» MATERIAL FOR THE TASK:
::::::
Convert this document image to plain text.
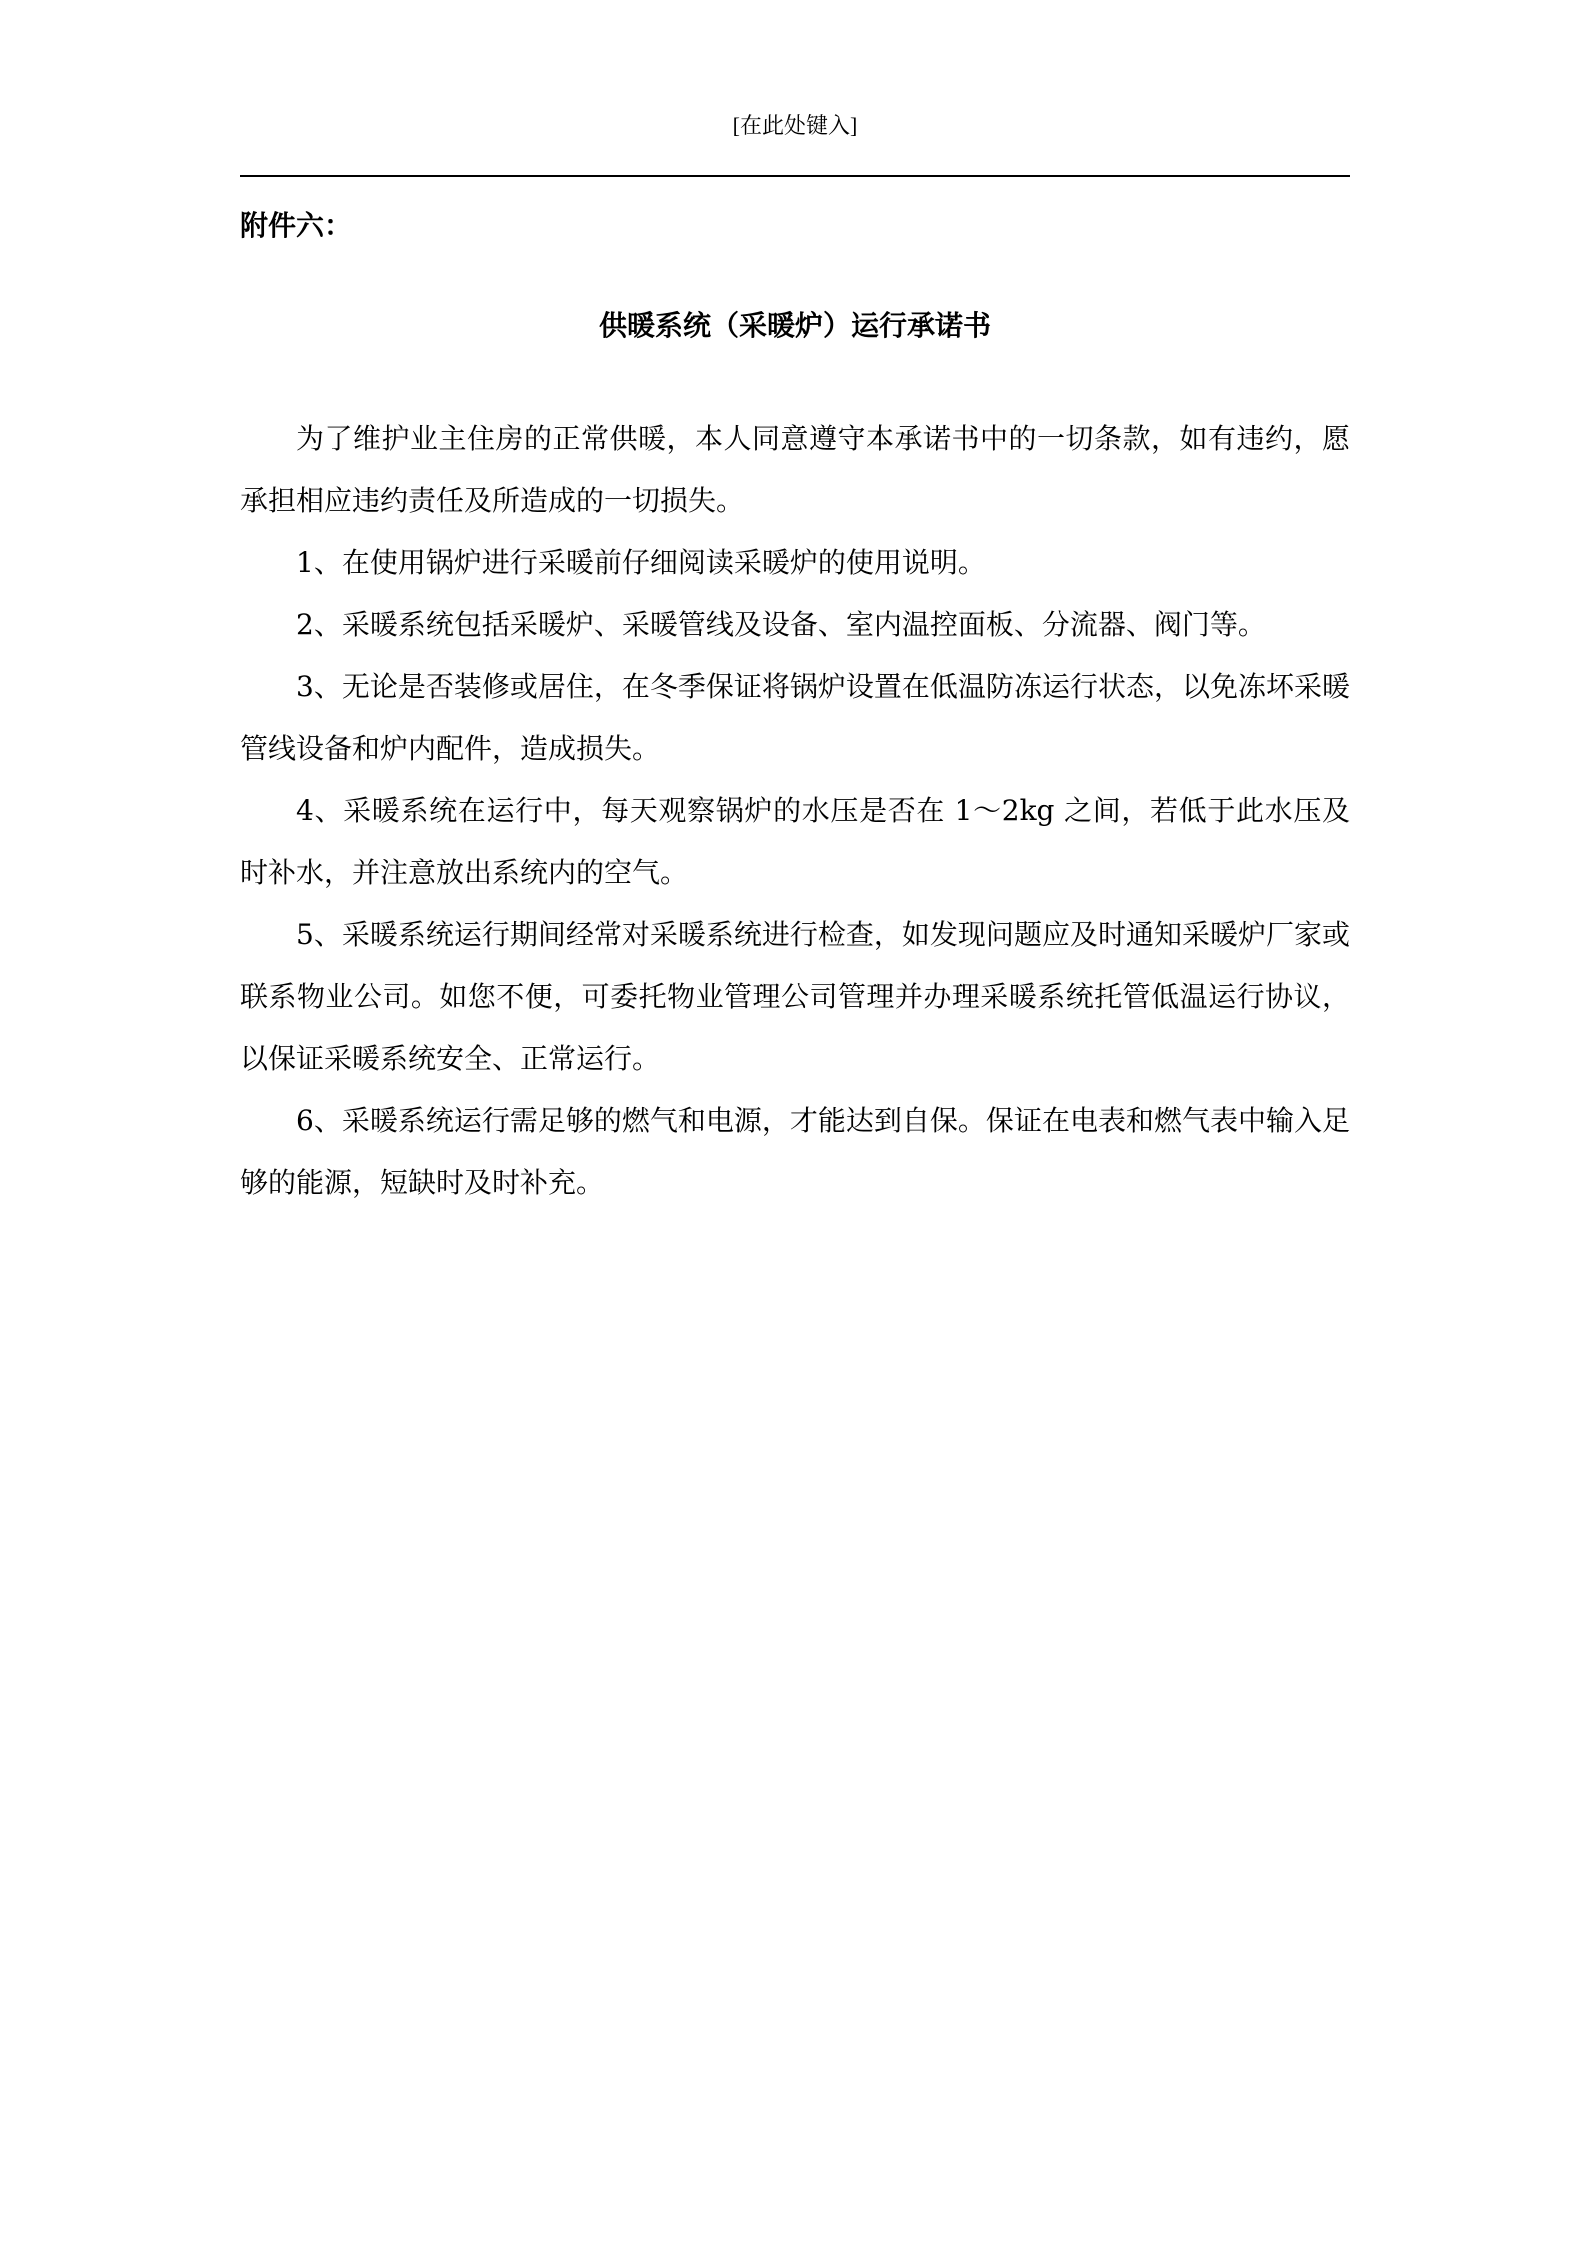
[在此处键入]
附件六：
供暖系统（采暖炉）运行承诺书

为了维护业主住房的正常供暖，本人同意遵守本承诺书中的一切条款，如有违约，愿承担相应违约责任及所造成的一切损失。

1、在使用锅炉进行采暖前仔细阅读采暖炉的使用说明。

2、采暖系统包括采暖炉、采暖管线及设备、室内温控面板、分流器、阀门等。

3、无论是否装修或居住，在冬季保证将锅炉设置在低温防冻运行状态，以免冻坏采暖管线设备和炉内配件，造成损失。

4、采暖系统在运行中，每天观察锅炉的水压是否在 1～2kg 之间，若低于此水压及时补水，并注意放出系统内的空气。

5、采暖系统运行期间经常对采暖系统进行检查，如发现问题应及时通知采暖炉厂家或联系物业公司。如您不便，可委托物业管理公司管理并办理采暖系统托管低温运行协议，以保证采暖系统安全、正常运行。

6、采暖系统运行需足够的燃气和电源，才能达到自保。保证在电表和燃气表中输入足够的能源，短缺时及时补充。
::::::
» BRIEF:
Print the records above exactly as they stand, but leave out the pictures.

» OUTPUT BELOW:
Convert this document image to plain text.
[在此处键入]
附件六：
供暖系统（采暖炉）运行承诺书

为了维护业主住房的正常供暖，本人同意遵守本承诺书中的一切条款，如有违约，愿承担相应违约责任及所造成的一切损失。

1、在使用锅炉进行采暖前仔细阅读采暖炉的使用说明。

2、采暖系统包括采暖炉、采暖管线及设备、室内温控面板、分流器、阀门等。

3、无论是否装修或居住，在冬季保证将锅炉设置在低温防冻运行状态，以免冻坏采暖管线设备和炉内配件，造成损失。

4、采暖系统在运行中，每天观察锅炉的水压是否在 1～2kg 之间，若低于此水压及时补水，并注意放出系统内的空气。

5、采暖系统运行期间经常对采暖系统进行检查，如发现问题应及时通知采暖炉厂家或联系物业公司。如您不便，可委托物业管理公司管理并办理采暖系统托管低温运行协议，以保证采暖系统安全、正常运行。

6、采暖系统运行需足够的燃气和电源，才能达到自保。保证在电表和燃气表中输入足够的能源，短缺时及时补充。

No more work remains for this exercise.